● Stated task: Below are some records: retype them all exactly, but not the pictures.

■ ■ ■ ■ ■

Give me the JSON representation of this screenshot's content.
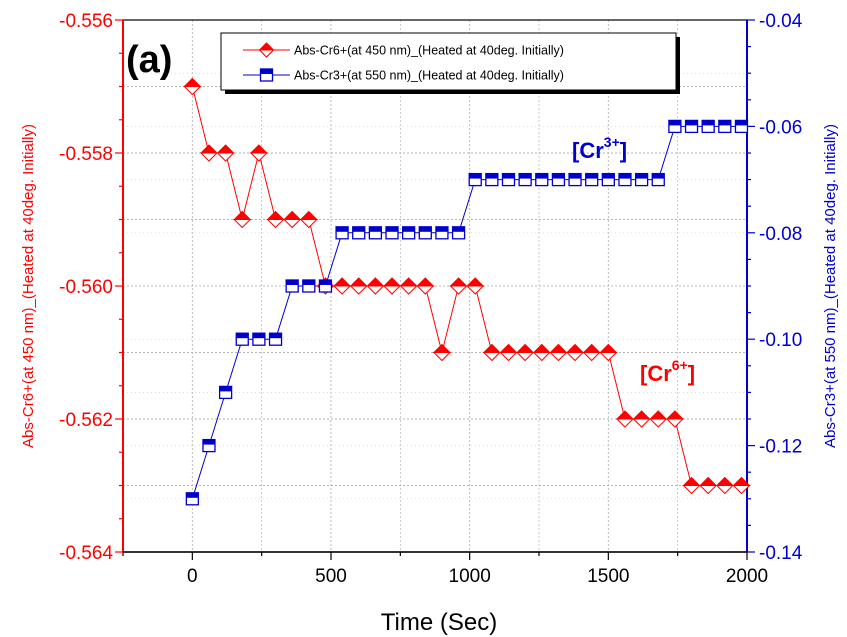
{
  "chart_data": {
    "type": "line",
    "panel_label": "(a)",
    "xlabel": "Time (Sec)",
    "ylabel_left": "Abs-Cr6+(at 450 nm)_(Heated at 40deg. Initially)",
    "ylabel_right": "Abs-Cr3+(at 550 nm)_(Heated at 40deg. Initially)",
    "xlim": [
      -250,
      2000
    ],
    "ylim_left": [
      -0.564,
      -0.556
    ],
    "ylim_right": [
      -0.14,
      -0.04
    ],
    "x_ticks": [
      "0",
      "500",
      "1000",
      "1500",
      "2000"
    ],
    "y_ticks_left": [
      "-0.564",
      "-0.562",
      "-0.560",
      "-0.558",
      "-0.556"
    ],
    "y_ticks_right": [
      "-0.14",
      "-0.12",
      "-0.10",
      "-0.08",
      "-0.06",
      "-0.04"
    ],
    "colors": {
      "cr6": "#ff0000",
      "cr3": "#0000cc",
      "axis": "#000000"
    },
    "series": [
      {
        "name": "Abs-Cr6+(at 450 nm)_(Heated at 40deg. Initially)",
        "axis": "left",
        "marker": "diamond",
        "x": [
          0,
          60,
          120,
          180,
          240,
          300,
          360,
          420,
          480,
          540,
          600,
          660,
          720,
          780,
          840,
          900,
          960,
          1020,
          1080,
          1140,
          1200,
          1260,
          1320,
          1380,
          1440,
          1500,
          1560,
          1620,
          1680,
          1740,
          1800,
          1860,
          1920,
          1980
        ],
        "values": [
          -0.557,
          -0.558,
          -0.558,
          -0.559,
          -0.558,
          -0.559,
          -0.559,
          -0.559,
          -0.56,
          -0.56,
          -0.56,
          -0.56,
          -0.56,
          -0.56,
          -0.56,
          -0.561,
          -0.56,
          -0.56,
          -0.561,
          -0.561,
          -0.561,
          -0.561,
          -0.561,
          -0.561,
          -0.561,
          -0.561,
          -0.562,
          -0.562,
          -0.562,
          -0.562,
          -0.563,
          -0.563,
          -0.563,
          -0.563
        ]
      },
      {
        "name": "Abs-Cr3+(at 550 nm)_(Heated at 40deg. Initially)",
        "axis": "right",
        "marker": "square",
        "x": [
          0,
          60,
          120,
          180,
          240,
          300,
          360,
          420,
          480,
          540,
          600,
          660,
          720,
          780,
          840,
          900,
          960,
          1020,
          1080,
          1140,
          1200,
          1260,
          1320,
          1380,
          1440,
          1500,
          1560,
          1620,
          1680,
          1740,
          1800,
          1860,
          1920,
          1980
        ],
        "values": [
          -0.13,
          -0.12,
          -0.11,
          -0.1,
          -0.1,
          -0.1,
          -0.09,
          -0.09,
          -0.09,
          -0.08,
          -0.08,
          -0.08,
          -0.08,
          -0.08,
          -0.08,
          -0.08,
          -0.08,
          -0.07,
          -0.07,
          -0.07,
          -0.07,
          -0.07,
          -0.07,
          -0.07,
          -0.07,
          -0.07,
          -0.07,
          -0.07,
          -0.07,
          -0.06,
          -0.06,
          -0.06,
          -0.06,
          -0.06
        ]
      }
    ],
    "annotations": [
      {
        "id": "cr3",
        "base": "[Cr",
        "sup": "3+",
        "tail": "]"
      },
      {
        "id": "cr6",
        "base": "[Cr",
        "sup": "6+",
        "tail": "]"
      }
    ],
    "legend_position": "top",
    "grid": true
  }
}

■ ■ ■ ■ ■

● Expected output:
Give me the JSON representation of this screenshot's content.
{
  "chart_data": {
    "type": "line",
    "panel_label": "(a)",
    "xlabel": "Time (Sec)",
    "ylabel_left": "Abs-Cr6+(at 450 nm)_(Heated at 40deg. Initially)",
    "ylabel_right": "Abs-Cr3+(at 550 nm)_(Heated at 40deg. Initially)",
    "xlim": [
      -250,
      2000
    ],
    "ylim_left": [
      -0.564,
      -0.556
    ],
    "ylim_right": [
      -0.14,
      -0.04
    ],
    "x_ticks": [
      "0",
      "500",
      "1000",
      "1500",
      "2000"
    ],
    "y_ticks_left": [
      "-0.564",
      "-0.562",
      "-0.560",
      "-0.558",
      "-0.556"
    ],
    "y_ticks_right": [
      "-0.14",
      "-0.12",
      "-0.10",
      "-0.08",
      "-0.06",
      "-0.04"
    ],
    "colors": {
      "cr6": "#ff0000",
      "cr3": "#0000cc",
      "axis": "#000000"
    },
    "series": [
      {
        "name": "Abs-Cr6+(at 450 nm)_(Heated at 40deg. Initially)",
        "axis": "left",
        "marker": "diamond",
        "x": [
          0,
          60,
          120,
          180,
          240,
          300,
          360,
          420,
          480,
          540,
          600,
          660,
          720,
          780,
          840,
          900,
          960,
          1020,
          1080,
          1140,
          1200,
          1260,
          1320,
          1380,
          1440,
          1500,
          1560,
          1620,
          1680,
          1740,
          1800,
          1860,
          1920,
          1980
        ],
        "values": [
          -0.557,
          -0.558,
          -0.558,
          -0.559,
          -0.558,
          -0.559,
          -0.559,
          -0.559,
          -0.56,
          -0.56,
          -0.56,
          -0.56,
          -0.56,
          -0.56,
          -0.56,
          -0.561,
          -0.56,
          -0.56,
          -0.561,
          -0.561,
          -0.561,
          -0.561,
          -0.561,
          -0.561,
          -0.561,
          -0.561,
          -0.562,
          -0.562,
          -0.562,
          -0.562,
          -0.563,
          -0.563,
          -0.563,
          -0.563
        ]
      },
      {
        "name": "Abs-Cr3+(at 550 nm)_(Heated at 40deg. Initially)",
        "axis": "right",
        "marker": "square",
        "x": [
          0,
          60,
          120,
          180,
          240,
          300,
          360,
          420,
          480,
          540,
          600,
          660,
          720,
          780,
          840,
          900,
          960,
          1020,
          1080,
          1140,
          1200,
          1260,
          1320,
          1380,
          1440,
          1500,
          1560,
          1620,
          1680,
          1740,
          1800,
          1860,
          1920,
          1980
        ],
        "values": [
          -0.13,
          -0.12,
          -0.11,
          -0.1,
          -0.1,
          -0.1,
          -0.09,
          -0.09,
          -0.09,
          -0.08,
          -0.08,
          -0.08,
          -0.08,
          -0.08,
          -0.08,
          -0.08,
          -0.08,
          -0.07,
          -0.07,
          -0.07,
          -0.07,
          -0.07,
          -0.07,
          -0.07,
          -0.07,
          -0.07,
          -0.07,
          -0.07,
          -0.07,
          -0.06,
          -0.06,
          -0.06,
          -0.06,
          -0.06
        ]
      }
    ],
    "annotations": [
      {
        "id": "cr3",
        "base": "[Cr",
        "sup": "3+",
        "tail": "]"
      },
      {
        "id": "cr6",
        "base": "[Cr",
        "sup": "6+",
        "tail": "]"
      }
    ],
    "legend_position": "top",
    "grid": true
  }
}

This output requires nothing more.